**WORK INSTRUCTIONS:** Please print every record below exactly as it appears.

**Dataset entries:**

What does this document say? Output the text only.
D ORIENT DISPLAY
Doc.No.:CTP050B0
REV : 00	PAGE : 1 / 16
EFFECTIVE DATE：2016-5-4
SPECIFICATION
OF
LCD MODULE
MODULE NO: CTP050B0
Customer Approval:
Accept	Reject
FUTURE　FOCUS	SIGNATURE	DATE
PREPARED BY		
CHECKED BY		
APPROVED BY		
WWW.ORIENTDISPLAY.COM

**TASK ANSWER:**
What does this document say? Output the text only.
D ORIENT DISPLAY
Doc.No.:CTP050B0
REV : 00	PAGE : 1 / 16
EFFECTIVE DATE：2016-5-4
SPECIFICATION
OF
LCD MODULE
MODULE NO: CTP050B0
Customer Approval:
Accept	Reject
FUTURE　FOCUS	SIGNATURE	DATE
PREPARED BY		
CHECKED BY		
APPROVED BY		
WWW.ORIENTDISPLAY.COM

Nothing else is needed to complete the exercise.